**Your goal:** Can you pull out each line of the data below that includes the word "text"?

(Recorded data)
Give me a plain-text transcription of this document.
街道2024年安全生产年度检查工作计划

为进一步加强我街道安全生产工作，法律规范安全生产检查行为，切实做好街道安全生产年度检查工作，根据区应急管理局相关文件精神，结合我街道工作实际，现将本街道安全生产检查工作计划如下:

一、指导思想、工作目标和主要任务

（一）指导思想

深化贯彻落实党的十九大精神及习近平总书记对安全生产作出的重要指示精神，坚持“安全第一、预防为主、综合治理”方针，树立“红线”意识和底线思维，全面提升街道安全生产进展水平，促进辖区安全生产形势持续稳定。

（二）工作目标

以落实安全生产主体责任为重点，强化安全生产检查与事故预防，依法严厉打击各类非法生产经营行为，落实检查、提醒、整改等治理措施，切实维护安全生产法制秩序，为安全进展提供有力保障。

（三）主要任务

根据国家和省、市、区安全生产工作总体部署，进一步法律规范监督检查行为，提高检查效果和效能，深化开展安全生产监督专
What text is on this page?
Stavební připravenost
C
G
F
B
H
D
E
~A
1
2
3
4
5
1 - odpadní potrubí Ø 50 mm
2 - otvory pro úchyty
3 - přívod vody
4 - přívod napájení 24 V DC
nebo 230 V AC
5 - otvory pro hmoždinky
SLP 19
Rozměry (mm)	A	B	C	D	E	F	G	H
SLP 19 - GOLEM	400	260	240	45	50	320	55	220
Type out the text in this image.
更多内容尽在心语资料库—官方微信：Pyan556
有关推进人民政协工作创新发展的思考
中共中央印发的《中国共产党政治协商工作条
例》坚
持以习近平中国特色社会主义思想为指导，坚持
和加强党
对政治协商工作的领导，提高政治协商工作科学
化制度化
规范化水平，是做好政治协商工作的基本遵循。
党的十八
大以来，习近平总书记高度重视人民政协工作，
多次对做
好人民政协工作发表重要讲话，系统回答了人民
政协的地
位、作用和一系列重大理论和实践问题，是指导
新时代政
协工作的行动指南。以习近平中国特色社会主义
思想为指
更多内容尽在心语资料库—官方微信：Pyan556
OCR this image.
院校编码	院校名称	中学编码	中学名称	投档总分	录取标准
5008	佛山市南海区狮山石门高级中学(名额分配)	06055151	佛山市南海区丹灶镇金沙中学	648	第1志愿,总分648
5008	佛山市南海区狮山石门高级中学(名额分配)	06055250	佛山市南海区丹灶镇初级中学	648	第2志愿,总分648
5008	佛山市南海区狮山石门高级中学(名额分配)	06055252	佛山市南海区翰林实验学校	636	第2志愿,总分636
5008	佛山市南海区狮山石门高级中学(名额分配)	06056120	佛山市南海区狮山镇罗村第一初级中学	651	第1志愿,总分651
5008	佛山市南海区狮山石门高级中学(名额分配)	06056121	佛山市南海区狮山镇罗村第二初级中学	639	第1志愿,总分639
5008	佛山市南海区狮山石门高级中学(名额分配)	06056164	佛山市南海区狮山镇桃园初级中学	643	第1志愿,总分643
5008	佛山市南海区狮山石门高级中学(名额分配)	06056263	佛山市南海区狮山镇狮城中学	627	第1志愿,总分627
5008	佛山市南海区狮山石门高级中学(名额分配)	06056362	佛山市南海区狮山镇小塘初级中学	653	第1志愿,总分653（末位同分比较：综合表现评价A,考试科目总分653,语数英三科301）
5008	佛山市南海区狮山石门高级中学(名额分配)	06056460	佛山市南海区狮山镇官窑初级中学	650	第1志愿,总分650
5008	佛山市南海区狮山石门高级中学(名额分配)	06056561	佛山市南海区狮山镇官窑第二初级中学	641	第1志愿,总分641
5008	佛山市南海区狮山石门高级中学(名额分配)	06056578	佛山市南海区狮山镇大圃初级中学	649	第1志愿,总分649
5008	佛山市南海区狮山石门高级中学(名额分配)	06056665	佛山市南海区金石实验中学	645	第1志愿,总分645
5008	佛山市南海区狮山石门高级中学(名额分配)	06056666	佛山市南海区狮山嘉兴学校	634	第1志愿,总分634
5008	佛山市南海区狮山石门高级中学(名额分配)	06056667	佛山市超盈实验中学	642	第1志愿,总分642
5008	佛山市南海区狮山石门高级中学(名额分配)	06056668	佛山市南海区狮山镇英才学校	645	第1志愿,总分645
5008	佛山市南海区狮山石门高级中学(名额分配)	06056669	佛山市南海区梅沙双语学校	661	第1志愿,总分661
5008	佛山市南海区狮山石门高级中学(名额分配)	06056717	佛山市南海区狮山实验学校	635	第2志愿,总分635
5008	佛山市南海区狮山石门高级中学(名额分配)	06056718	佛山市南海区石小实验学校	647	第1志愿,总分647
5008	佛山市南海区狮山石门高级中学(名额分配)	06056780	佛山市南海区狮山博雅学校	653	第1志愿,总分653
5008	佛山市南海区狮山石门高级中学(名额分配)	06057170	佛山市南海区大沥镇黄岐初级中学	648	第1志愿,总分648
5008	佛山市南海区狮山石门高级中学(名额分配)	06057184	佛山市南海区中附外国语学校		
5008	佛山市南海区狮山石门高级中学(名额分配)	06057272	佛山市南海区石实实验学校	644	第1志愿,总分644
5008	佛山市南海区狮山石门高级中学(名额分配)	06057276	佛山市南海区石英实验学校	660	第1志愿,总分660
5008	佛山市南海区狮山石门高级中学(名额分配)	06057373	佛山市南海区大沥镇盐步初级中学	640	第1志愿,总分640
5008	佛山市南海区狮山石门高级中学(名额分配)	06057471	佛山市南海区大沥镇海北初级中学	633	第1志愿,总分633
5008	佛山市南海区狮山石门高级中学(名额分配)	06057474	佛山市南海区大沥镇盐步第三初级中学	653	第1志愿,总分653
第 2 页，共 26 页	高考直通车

**Result of this exercise:**
Give me a plain-text transcription of this document.
What text is on this page?
Type out the text in this image.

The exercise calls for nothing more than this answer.